#### Passage shown ####

But, shit, this is "Hey We Really Love Thief/Deus Ex/System Shock" the video game really. I mean so many easter eggs from those games, I just smiled to myself so broadly when I saw the first reference to the Looking Glass technology. This game is right up my alley. Haven't progressed too far yet. Got a few upgrades, nothing major. Still just poking my nose around trying to figure out what's going on via the plot. Exploring as well, but keep running into walls of "you must be this Hackey to progress" or "You must be this swol to progress" I've found a few workarounds but, for now I find myself mostly annoyed at being given an optional objective system of "find the various survivors" right at the start of the game, but then they go to a LOT of trouble to not let you get to any of the people still alive early on.

I also had ZERO idea to use the goo gun to make my own paths around the map, but the game was really nice to give me a visual aid on that, watching someone using it to run away. I was totally shocked, my brain going "oh! so THAT'S what this thing is really useful for!" Because it's combat utility is fairly minimal, but damn, making my own platforming system to get into previously blocked areas? Hell yes.

####

The request
Answer these questions about the game impressions passage above.
1. Which three games does the writer say this game really is?
2. What optional objective is given right at the start of the game?
3. What item did the writer learn could be used to make paths around the map?

#### Raw data ####

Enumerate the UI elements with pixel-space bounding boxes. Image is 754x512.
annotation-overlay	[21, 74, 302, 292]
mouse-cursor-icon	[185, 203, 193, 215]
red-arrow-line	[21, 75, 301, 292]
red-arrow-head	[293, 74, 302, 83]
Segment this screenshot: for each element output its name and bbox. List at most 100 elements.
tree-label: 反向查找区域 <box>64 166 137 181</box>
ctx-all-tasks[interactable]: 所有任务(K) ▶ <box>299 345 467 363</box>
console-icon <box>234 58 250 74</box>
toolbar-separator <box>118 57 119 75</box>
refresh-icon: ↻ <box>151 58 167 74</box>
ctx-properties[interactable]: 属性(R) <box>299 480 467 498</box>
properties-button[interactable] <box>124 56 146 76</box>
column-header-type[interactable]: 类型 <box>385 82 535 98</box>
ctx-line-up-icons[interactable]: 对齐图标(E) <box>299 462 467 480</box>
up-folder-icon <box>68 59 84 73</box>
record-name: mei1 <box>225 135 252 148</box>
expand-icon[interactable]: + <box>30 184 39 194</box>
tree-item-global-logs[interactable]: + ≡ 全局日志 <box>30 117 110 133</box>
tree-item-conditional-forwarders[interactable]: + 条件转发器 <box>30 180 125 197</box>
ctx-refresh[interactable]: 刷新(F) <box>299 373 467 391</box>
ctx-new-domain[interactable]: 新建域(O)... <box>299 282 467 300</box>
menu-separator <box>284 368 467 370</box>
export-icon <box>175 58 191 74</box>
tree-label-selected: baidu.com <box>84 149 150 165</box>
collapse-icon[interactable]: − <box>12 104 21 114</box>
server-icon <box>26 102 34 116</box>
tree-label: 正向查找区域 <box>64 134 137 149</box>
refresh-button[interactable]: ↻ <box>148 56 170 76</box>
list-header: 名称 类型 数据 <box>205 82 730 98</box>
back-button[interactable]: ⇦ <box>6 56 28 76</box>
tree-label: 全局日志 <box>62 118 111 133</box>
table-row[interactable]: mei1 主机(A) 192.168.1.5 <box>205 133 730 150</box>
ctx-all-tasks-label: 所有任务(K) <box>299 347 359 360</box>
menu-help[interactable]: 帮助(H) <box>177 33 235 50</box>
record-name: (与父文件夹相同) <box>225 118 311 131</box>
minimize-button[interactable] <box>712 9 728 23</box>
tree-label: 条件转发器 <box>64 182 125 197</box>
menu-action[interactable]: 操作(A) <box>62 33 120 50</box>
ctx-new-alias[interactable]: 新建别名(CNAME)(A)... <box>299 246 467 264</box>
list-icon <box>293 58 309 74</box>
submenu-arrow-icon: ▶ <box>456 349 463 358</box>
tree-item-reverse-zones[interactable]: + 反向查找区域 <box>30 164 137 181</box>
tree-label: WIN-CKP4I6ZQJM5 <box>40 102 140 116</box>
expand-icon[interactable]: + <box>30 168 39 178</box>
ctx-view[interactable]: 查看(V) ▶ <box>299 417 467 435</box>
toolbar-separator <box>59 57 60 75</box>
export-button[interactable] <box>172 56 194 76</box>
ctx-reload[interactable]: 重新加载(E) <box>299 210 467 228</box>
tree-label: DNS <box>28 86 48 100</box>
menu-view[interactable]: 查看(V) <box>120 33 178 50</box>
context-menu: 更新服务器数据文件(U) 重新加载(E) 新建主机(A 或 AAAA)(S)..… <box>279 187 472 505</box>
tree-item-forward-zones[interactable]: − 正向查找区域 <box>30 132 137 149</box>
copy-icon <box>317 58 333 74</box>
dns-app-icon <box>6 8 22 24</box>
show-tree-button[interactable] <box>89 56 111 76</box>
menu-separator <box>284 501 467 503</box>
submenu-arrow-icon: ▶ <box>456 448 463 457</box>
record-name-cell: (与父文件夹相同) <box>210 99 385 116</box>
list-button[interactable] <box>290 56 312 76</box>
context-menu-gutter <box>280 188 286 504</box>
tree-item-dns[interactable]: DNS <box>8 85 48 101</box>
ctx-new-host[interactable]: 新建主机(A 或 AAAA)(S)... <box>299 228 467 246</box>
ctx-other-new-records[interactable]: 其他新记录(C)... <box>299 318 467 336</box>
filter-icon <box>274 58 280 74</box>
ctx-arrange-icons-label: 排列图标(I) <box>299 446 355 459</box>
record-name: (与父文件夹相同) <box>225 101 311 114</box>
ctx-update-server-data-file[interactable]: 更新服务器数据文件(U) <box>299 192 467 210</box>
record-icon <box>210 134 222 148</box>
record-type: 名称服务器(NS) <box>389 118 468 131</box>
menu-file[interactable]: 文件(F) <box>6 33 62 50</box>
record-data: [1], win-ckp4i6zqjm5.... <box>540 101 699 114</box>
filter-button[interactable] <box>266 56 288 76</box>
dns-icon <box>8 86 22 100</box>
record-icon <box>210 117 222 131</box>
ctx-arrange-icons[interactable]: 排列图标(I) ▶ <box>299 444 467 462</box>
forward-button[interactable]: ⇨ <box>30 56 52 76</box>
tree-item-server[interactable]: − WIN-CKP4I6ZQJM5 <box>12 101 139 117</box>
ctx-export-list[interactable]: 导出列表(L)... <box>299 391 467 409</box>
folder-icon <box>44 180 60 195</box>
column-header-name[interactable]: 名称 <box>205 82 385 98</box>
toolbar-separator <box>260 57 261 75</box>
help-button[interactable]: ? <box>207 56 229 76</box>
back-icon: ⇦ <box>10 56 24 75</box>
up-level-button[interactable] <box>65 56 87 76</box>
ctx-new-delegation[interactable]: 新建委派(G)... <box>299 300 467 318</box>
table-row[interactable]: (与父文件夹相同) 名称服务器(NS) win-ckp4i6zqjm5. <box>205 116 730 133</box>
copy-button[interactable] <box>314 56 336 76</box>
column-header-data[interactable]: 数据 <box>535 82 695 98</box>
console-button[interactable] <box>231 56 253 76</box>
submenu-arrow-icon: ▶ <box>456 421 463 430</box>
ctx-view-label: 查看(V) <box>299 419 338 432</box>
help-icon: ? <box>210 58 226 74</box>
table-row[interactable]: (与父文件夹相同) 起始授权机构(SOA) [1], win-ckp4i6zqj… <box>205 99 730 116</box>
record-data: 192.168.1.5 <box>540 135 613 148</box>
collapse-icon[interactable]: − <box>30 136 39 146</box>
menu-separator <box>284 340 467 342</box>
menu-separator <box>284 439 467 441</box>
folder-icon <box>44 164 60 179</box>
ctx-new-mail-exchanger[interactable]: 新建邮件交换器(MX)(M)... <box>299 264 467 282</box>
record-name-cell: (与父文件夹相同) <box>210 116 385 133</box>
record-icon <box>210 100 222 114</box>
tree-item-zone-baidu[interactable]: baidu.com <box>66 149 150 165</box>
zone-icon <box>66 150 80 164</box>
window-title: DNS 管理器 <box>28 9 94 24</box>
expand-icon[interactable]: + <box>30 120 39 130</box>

####

Result of the exercise
1. Thief, Deus Ex and System Shock.
2. Find the various survivors.
3. The goo gun.